* RECORDS TO PROCESS:
[start]
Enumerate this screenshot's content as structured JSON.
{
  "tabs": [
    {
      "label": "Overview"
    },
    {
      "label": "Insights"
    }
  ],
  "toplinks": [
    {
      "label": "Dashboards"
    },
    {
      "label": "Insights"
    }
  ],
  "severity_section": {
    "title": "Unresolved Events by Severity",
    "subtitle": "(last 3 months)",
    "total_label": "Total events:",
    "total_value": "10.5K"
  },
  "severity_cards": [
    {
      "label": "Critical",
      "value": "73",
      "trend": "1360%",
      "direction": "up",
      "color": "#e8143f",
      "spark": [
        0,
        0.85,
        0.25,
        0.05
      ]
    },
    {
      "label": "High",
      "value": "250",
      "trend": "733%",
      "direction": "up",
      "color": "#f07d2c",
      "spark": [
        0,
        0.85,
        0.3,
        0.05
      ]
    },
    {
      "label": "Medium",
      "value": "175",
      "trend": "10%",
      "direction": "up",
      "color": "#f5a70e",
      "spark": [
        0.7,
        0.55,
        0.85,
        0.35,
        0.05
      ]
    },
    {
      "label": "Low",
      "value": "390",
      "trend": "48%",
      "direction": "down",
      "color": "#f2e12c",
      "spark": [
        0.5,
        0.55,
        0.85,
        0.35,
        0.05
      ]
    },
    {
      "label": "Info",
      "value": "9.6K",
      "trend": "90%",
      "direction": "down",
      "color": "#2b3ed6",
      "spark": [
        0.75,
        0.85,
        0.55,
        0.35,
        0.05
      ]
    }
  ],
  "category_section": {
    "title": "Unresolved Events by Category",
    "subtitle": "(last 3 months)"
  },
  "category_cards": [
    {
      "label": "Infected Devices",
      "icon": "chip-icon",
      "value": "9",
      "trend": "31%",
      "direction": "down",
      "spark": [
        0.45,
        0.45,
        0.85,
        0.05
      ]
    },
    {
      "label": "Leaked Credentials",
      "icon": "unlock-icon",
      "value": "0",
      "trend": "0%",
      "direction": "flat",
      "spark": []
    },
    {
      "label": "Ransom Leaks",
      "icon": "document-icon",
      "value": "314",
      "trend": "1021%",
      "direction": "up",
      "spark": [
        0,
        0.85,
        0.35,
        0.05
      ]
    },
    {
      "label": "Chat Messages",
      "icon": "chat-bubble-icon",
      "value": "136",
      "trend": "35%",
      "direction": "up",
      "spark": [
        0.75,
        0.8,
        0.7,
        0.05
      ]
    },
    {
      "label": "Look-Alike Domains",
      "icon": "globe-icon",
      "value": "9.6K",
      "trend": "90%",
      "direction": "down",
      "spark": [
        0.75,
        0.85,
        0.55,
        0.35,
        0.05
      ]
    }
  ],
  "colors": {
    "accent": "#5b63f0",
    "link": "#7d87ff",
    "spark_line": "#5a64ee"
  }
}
[end]
* CHALLENGE:
Of all the lines in the listing above, how many include "Unresolved"? Write only the number.

* WRITTEN REPLY:
2